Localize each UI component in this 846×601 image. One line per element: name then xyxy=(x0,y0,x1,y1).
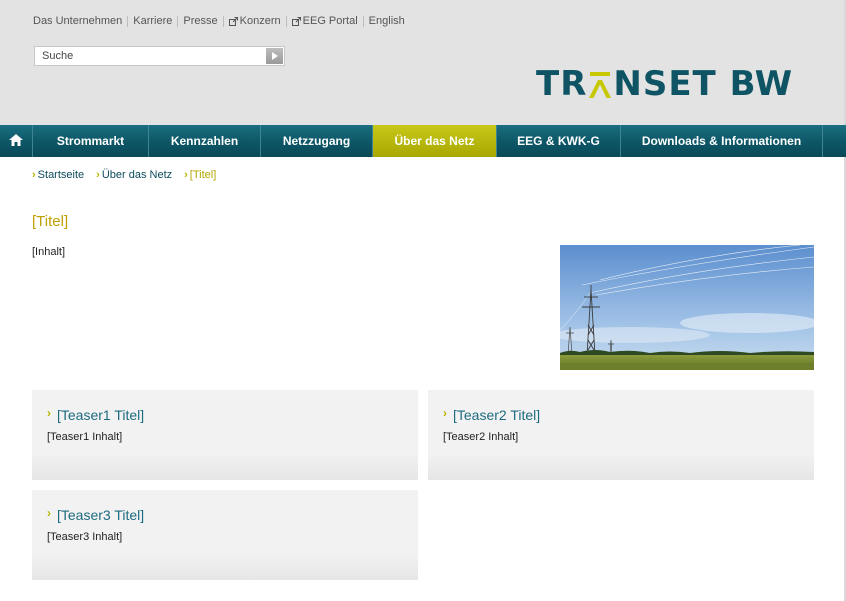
power-lines-photo xyxy=(560,245,814,370)
chevron-right-icon: › xyxy=(184,169,188,181)
teaser-body: [Teaser3 Inhalt] xyxy=(47,531,123,543)
teaser-body: [Teaser2 Inhalt] xyxy=(443,431,519,443)
nav-item-label: Strommarkt xyxy=(56,134,125,148)
nav-item-ueber-das-netz[interactable]: Über das Netz xyxy=(373,125,497,157)
page-title: [Titel] xyxy=(32,213,69,230)
teaser-3[interactable]: › [Teaser3 Titel] [Teaser3 Inhalt] xyxy=(32,490,418,580)
teaser-title[interactable]: › [Teaser3 Titel] xyxy=(47,506,145,523)
separator xyxy=(127,15,129,27)
nav-home-button[interactable] xyxy=(0,125,33,157)
nav-item-label: Kennzahlen xyxy=(170,134,239,148)
teaser-body: [Teaser1 Inhalt] xyxy=(47,431,123,443)
breadcrumb-item-ueber-das-netz[interactable]: › Über das Netz xyxy=(96,169,172,181)
nav-item-eeg-kwk[interactable]: EEG & KWK-G xyxy=(497,125,621,157)
breadcrumb-label: [Titel] xyxy=(189,169,217,181)
teaser-title[interactable]: › [Teaser2 Titel] xyxy=(443,406,541,423)
search-submit-button[interactable] xyxy=(266,48,283,64)
teaser-title-label: [Teaser2 Titel] xyxy=(453,407,541,423)
external-link-icon xyxy=(291,16,301,26)
service-link-label: Karriere xyxy=(133,15,173,27)
nav-item-label: EEG & KWK-G xyxy=(517,134,600,148)
separator xyxy=(285,15,287,27)
chevron-right-icon: › xyxy=(47,406,51,420)
transnet-bw-logo[interactable]: TR NSET BW xyxy=(536,66,793,102)
nav-item-label: Über das Netz xyxy=(394,134,475,148)
breadcrumb-label: Startseite xyxy=(37,169,85,181)
logo-text-end: NSET BW xyxy=(613,64,794,104)
separator xyxy=(222,15,224,27)
nav-item-downloads[interactable]: Downloads & Informationen xyxy=(621,125,823,157)
breadcrumb-item-startseite[interactable]: › Startseite xyxy=(32,169,84,181)
service-link-konzern[interactable]: Konzern xyxy=(228,15,281,27)
separator xyxy=(362,15,364,27)
service-link-label: EEG Portal xyxy=(302,15,358,27)
service-link-presse[interactable]: Presse xyxy=(183,15,217,27)
service-link-english[interactable]: English xyxy=(369,15,405,27)
external-link-icon xyxy=(228,16,238,26)
chevron-right-icon: › xyxy=(32,169,36,181)
service-link-unternehmen[interactable]: Das Unternehmen xyxy=(33,15,122,27)
search-box xyxy=(34,46,285,66)
teaser-title-label: [Teaser3 Titel] xyxy=(57,507,145,523)
chevron-right-icon: › xyxy=(96,169,100,181)
logo-accent-a-icon xyxy=(587,66,613,102)
nav-item-label: Netzzugang xyxy=(282,134,351,148)
chevron-right-icon: › xyxy=(443,406,447,420)
nav-item-netzzugang[interactable]: Netzzugang xyxy=(261,125,373,157)
teaser-1[interactable]: › [Teaser1 Titel] [Teaser1 Inhalt] xyxy=(32,390,418,480)
main-nav: Strommarkt Kennzahlen Netzzugang Über da… xyxy=(0,125,846,157)
teaser-title[interactable]: › [Teaser1 Titel] xyxy=(47,406,145,423)
breadcrumb-item-current: › [Titel] xyxy=(184,169,216,181)
service-link-label: Das Unternehmen xyxy=(33,15,123,27)
service-link-label: Presse xyxy=(183,15,218,27)
separator xyxy=(177,15,179,27)
home-icon xyxy=(9,133,23,149)
teaser-2[interactable]: › [Teaser2 Titel] [Teaser2 Inhalt] xyxy=(428,390,814,480)
service-link-eeg-portal[interactable]: EEG Portal xyxy=(291,15,358,27)
service-link-label: Konzern xyxy=(239,15,281,27)
nav-item-kennzahlen[interactable]: Kennzahlen xyxy=(149,125,261,157)
search-input[interactable] xyxy=(35,47,265,65)
teaser-title-label: [Teaser1 Titel] xyxy=(57,407,145,423)
breadcrumb: › Startseite › Über das Netz › [Titel] xyxy=(32,169,228,181)
chevron-right-icon: › xyxy=(47,506,51,520)
breadcrumb-label: Über das Netz xyxy=(101,169,173,181)
logo-text-start: TR xyxy=(536,64,588,104)
page-content: [Inhalt] xyxy=(32,246,66,258)
nav-item-label: Downloads & Informationen xyxy=(641,134,802,148)
service-nav: Das Unternehmen Karriere Presse Konzern … xyxy=(33,15,405,27)
service-link-label: English xyxy=(368,15,405,27)
nav-item-strommarkt[interactable]: Strommarkt xyxy=(33,125,149,157)
service-link-karriere[interactable]: Karriere xyxy=(133,15,172,27)
arrow-right-icon xyxy=(271,49,278,63)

+++++

▶ Work to do
Output every line of the entries above without any change, omitting the picture.

▶ Complete output
Localize each UI component in this 846×601 image. One line per element: name then xyxy=(x0,y0,x1,y1).
power-lines-photo xyxy=(560,245,814,370)
chevron-right-icon: › xyxy=(184,169,188,181)
teaser-body: [Teaser3 Inhalt] xyxy=(47,531,123,543)
teaser-body: [Teaser2 Inhalt] xyxy=(443,431,519,443)
nav-item-label: Strommarkt xyxy=(56,134,125,148)
nav-item-ueber-das-netz[interactable]: Über das Netz xyxy=(373,125,497,157)
page-title: [Titel] xyxy=(32,213,69,230)
teaser-3[interactable]: › [Teaser3 Titel] [Teaser3 Inhalt] xyxy=(32,490,418,580)
teaser-title[interactable]: › [Teaser3 Titel] xyxy=(47,506,145,523)
separator xyxy=(127,15,129,27)
nav-home-button[interactable] xyxy=(0,125,33,157)
nav-item-label: Kennzahlen xyxy=(170,134,239,148)
teaser-body: [Teaser1 Inhalt] xyxy=(47,431,123,443)
breadcrumb-item-ueber-das-netz[interactable]: › Über das Netz xyxy=(96,169,172,181)
nav-item-eeg-kwk[interactable]: EEG & KWK-G xyxy=(497,125,621,157)
breadcrumb-label: [Titel] xyxy=(189,169,217,181)
teaser-title[interactable]: › [Teaser2 Titel] xyxy=(443,406,541,423)
search-submit-button[interactable] xyxy=(266,48,283,64)
teaser-title-label: [Teaser2 Titel] xyxy=(453,407,541,423)
external-link-icon xyxy=(291,16,301,26)
service-link-label: Karriere xyxy=(133,15,173,27)
nav-item-label: EEG & KWK-G xyxy=(517,134,600,148)
separator xyxy=(285,15,287,27)
chevron-right-icon: › xyxy=(47,406,51,420)
transnet-bw-logo[interactable]: TR NSET BW xyxy=(536,66,793,102)
nav-item-label: Über das Netz xyxy=(394,134,475,148)
breadcrumb-label: Startseite xyxy=(37,169,85,181)
logo-text-end: NSET BW xyxy=(613,64,794,104)
separator xyxy=(222,15,224,27)
nav-item-downloads[interactable]: Downloads & Informationen xyxy=(621,125,823,157)
breadcrumb-item-startseite[interactable]: › Startseite xyxy=(32,169,84,181)
service-link-konzern[interactable]: Konzern xyxy=(228,15,281,27)
separator xyxy=(362,15,364,27)
service-link-label: EEG Portal xyxy=(302,15,358,27)
service-link-presse[interactable]: Presse xyxy=(183,15,217,27)
service-link-english[interactable]: English xyxy=(369,15,405,27)
external-link-icon xyxy=(228,16,238,26)
chevron-right-icon: › xyxy=(32,169,36,181)
service-link-unternehmen[interactable]: Das Unternehmen xyxy=(33,15,122,27)
search-box xyxy=(34,46,285,66)
teaser-title-label: [Teaser3 Titel] xyxy=(57,507,145,523)
chevron-right-icon: › xyxy=(96,169,100,181)
logo-accent-a-icon xyxy=(587,66,613,102)
nav-item-label: Netzzugang xyxy=(282,134,351,148)
chevron-right-icon: › xyxy=(443,406,447,420)
nav-item-netzzugang[interactable]: Netzzugang xyxy=(261,125,373,157)
teaser-1[interactable]: › [Teaser1 Titel] [Teaser1 Inhalt] xyxy=(32,390,418,480)
main-nav: Strommarkt Kennzahlen Netzzugang Über da… xyxy=(0,125,846,157)
teaser-title[interactable]: › [Teaser1 Titel] xyxy=(47,406,145,423)
breadcrumb-item-current: › [Titel] xyxy=(184,169,216,181)
service-link-label: Das Unternehmen xyxy=(33,15,123,27)
service-link-label: Presse xyxy=(183,15,218,27)
separator xyxy=(177,15,179,27)
home-icon xyxy=(9,133,23,149)
teaser-2[interactable]: › [Teaser2 Titel] [Teaser2 Inhalt] xyxy=(428,390,814,480)
service-link-eeg-portal[interactable]: EEG Portal xyxy=(291,15,358,27)
service-link-label: Konzern xyxy=(239,15,281,27)
nav-item-kennzahlen[interactable]: Kennzahlen xyxy=(149,125,261,157)
search-input[interactable] xyxy=(35,47,265,65)
teaser-title-label: [Teaser1 Titel] xyxy=(57,407,145,423)
breadcrumb: › Startseite › Über das Netz › [Titel] xyxy=(32,169,228,181)
chevron-right-icon: › xyxy=(47,506,51,520)
breadcrumb-label: Über das Netz xyxy=(101,169,173,181)
logo-text-start: TR xyxy=(536,64,588,104)
page-content: [Inhalt] xyxy=(32,246,66,258)
nav-item-label: Downloads & Informationen xyxy=(641,134,802,148)
service-nav: Das Unternehmen Karriere Presse Konzern … xyxy=(33,15,405,27)
service-link-label: English xyxy=(368,15,405,27)
nav-item-strommarkt[interactable]: Strommarkt xyxy=(33,125,149,157)
service-link-karriere[interactable]: Karriere xyxy=(133,15,172,27)
arrow-right-icon xyxy=(271,49,278,63)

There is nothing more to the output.